Given request:
Collect each line of the entries that holds the string "model".

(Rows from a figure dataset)
^^^^^^^^

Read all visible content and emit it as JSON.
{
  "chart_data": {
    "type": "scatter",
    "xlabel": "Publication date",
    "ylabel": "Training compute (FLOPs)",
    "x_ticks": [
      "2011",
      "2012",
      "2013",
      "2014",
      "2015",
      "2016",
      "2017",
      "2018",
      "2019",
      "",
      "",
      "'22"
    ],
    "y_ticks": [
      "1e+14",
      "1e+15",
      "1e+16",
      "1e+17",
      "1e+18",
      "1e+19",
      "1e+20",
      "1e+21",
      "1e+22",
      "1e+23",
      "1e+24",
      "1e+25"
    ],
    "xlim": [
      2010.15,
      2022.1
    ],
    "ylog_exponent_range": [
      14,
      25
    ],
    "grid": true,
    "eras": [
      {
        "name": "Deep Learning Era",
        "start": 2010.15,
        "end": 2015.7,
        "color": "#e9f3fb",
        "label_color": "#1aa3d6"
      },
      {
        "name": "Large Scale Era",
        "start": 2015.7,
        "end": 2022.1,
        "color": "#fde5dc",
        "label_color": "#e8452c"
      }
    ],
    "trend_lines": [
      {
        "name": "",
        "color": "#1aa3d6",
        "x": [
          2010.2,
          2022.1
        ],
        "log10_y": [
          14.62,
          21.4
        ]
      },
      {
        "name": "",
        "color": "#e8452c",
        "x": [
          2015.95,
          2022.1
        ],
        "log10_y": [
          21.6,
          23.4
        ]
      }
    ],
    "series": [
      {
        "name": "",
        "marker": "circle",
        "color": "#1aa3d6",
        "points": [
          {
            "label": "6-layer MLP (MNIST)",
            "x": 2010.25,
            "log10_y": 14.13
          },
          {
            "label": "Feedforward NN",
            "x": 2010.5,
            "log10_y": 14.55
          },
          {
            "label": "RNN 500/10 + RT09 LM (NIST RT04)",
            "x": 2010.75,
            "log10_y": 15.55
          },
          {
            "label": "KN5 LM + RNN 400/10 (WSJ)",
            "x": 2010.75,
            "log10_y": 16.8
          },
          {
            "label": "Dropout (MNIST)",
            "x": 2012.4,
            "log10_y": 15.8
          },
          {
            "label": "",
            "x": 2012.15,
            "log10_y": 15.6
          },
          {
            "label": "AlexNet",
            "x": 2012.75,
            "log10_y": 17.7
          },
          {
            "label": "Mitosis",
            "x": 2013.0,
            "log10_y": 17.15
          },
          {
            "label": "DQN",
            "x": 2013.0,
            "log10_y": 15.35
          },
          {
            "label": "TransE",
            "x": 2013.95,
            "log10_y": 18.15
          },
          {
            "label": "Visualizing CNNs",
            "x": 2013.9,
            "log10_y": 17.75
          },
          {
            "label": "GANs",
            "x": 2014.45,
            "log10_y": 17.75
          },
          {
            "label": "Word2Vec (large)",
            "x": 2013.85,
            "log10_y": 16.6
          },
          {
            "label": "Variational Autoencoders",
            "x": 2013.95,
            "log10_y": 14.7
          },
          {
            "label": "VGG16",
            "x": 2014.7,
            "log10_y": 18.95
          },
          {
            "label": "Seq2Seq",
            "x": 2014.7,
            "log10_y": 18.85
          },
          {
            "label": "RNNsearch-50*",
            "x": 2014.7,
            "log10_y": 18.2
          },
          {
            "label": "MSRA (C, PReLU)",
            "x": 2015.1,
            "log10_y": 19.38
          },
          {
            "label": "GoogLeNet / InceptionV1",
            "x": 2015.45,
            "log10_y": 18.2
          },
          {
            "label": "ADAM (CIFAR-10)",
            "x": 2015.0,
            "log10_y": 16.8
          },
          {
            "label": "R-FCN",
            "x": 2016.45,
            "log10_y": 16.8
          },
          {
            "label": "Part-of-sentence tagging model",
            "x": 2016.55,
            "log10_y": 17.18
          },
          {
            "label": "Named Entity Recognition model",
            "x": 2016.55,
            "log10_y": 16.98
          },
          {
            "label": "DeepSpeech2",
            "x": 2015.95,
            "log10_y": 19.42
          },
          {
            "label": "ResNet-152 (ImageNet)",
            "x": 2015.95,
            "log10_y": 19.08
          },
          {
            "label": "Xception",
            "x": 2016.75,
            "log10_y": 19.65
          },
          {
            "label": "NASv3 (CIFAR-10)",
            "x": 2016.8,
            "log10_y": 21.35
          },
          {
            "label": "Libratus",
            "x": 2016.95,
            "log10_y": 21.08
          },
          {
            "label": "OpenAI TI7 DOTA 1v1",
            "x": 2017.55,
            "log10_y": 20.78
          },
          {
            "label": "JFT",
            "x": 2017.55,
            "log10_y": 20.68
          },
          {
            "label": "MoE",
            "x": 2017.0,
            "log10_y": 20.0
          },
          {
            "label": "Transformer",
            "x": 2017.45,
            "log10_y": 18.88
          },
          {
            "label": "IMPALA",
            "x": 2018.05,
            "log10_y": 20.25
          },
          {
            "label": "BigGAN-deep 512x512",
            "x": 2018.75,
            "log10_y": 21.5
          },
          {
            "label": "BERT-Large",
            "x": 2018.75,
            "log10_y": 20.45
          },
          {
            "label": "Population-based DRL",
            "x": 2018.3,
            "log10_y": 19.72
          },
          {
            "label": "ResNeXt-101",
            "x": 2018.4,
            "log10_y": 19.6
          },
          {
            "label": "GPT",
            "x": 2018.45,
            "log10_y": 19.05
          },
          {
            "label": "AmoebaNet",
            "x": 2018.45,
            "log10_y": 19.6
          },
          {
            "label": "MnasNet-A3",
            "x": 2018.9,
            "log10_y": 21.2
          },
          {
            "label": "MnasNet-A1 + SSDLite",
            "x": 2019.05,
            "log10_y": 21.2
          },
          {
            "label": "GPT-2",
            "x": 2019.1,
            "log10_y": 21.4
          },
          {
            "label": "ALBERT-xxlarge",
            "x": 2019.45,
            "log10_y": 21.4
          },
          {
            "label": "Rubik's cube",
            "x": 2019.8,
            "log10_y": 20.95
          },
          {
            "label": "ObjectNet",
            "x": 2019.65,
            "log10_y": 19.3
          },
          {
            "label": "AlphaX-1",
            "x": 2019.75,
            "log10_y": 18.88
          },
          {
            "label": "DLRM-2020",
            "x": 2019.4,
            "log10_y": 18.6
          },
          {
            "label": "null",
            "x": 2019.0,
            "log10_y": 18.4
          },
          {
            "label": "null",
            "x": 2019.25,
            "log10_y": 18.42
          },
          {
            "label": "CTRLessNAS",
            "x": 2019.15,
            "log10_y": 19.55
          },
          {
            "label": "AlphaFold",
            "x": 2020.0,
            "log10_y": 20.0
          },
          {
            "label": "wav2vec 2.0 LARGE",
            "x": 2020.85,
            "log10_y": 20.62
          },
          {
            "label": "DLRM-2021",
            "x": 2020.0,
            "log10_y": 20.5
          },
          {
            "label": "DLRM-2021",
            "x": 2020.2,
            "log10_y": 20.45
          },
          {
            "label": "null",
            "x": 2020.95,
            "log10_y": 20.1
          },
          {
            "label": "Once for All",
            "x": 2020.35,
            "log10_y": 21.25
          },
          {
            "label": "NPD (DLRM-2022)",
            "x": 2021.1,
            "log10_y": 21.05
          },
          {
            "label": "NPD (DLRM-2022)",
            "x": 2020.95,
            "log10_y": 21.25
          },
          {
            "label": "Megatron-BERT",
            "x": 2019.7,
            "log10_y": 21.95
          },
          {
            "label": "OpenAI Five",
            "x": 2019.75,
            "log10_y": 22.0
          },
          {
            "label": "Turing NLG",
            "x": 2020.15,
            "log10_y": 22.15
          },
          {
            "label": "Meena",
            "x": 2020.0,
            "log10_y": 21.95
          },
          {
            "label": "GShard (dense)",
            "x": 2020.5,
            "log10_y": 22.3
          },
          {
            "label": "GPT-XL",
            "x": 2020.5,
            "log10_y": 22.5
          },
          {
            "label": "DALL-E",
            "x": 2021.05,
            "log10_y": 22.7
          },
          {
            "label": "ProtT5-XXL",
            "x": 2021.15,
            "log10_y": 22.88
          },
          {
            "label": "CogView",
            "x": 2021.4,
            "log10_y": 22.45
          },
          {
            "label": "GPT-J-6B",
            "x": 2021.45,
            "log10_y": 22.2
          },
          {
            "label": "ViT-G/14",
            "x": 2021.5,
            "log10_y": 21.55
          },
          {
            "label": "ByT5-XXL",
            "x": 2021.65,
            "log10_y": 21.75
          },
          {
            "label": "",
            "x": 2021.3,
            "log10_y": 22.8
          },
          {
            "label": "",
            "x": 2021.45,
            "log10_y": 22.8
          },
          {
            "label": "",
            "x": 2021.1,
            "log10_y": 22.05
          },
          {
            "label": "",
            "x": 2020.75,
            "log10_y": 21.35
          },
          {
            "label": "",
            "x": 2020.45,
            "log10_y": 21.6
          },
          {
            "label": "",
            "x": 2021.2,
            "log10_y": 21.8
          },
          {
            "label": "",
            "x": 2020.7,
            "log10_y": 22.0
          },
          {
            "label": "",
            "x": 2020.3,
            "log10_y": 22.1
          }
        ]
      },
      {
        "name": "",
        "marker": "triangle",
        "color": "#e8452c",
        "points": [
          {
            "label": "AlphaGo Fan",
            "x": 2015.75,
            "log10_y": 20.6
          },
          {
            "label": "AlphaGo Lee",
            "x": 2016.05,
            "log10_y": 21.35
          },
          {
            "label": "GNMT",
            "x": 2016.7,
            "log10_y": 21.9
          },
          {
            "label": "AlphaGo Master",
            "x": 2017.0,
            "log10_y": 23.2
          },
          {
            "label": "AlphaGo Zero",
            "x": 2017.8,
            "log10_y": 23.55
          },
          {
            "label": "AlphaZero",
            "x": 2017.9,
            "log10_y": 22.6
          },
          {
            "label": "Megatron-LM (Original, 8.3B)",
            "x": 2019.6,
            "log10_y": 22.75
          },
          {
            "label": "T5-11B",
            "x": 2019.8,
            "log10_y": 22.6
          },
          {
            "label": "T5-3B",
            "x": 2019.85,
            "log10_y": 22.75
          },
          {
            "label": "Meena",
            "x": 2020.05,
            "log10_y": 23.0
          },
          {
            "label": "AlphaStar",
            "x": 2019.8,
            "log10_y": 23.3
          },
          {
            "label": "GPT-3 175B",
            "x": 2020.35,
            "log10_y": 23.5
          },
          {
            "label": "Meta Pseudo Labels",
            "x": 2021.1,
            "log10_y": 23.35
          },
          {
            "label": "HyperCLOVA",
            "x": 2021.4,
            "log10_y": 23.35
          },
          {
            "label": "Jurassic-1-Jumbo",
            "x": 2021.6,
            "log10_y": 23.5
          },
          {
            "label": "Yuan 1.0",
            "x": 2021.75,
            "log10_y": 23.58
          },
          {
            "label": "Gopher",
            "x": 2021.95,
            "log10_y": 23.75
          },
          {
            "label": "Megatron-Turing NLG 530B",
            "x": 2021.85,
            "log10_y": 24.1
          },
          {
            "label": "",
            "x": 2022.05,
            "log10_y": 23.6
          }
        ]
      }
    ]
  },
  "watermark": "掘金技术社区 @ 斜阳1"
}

^^^^^^^^

Written response:
            "label": "Part-of-sentence tagging model",
            "label": "Named Entity Recognition model",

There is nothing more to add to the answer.